─── DATASET ROWS ───

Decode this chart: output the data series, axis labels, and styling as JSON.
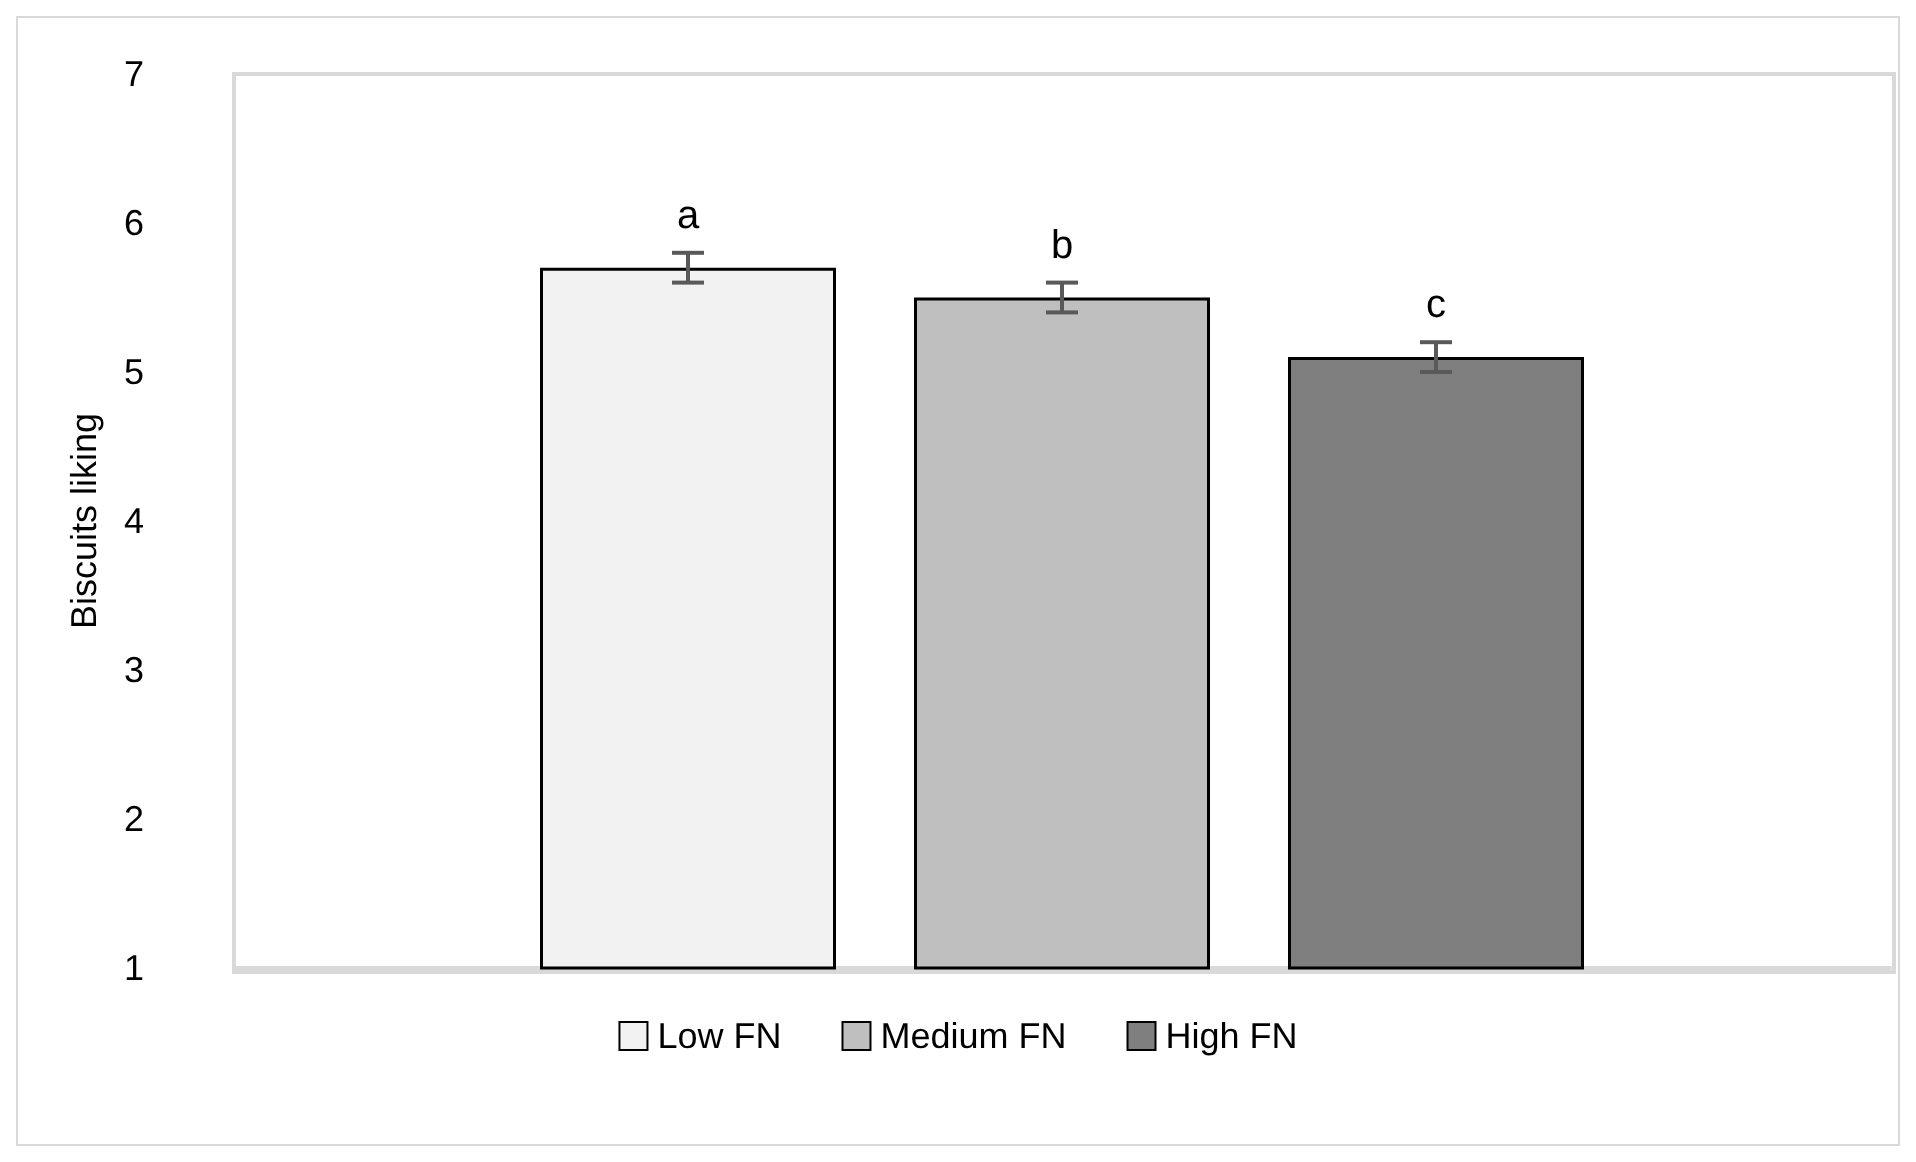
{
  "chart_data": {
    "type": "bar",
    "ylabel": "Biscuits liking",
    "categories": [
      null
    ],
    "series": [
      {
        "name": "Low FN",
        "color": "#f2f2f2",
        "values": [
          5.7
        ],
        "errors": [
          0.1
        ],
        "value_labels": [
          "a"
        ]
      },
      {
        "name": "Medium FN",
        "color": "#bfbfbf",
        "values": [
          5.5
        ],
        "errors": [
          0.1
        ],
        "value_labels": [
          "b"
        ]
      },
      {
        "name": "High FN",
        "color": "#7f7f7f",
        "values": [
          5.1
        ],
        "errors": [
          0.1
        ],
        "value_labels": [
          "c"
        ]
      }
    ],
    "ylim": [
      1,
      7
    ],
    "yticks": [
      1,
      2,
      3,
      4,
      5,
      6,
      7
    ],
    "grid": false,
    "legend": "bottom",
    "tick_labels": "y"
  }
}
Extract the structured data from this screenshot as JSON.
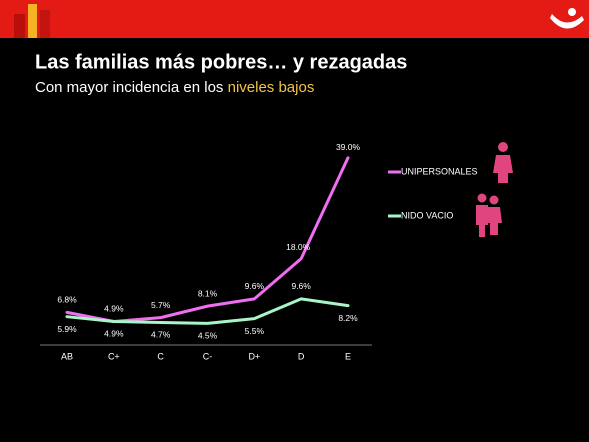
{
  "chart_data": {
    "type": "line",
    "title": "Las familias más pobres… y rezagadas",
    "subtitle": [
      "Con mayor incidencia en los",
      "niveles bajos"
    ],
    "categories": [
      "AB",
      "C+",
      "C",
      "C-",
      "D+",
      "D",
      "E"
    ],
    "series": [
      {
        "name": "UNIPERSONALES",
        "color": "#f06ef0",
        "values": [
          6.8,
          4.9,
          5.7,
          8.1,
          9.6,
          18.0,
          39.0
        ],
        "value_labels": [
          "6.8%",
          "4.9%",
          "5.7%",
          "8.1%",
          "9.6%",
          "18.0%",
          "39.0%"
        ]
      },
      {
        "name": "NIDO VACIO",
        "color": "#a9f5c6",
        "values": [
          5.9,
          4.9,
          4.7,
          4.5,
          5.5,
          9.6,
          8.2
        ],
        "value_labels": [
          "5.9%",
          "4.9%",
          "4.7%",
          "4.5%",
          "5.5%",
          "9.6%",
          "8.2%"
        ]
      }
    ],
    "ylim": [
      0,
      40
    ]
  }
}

───

▶ _TASK REQUIREMENTS_
Look through the listing above. Pick out each line with "this" and copy it.

▶ _OUTPUT OF THE TASK_
Decode this chart: output the data series, axis labels, and styling as JSON.
Extract the structured data from this screenshot as JSON.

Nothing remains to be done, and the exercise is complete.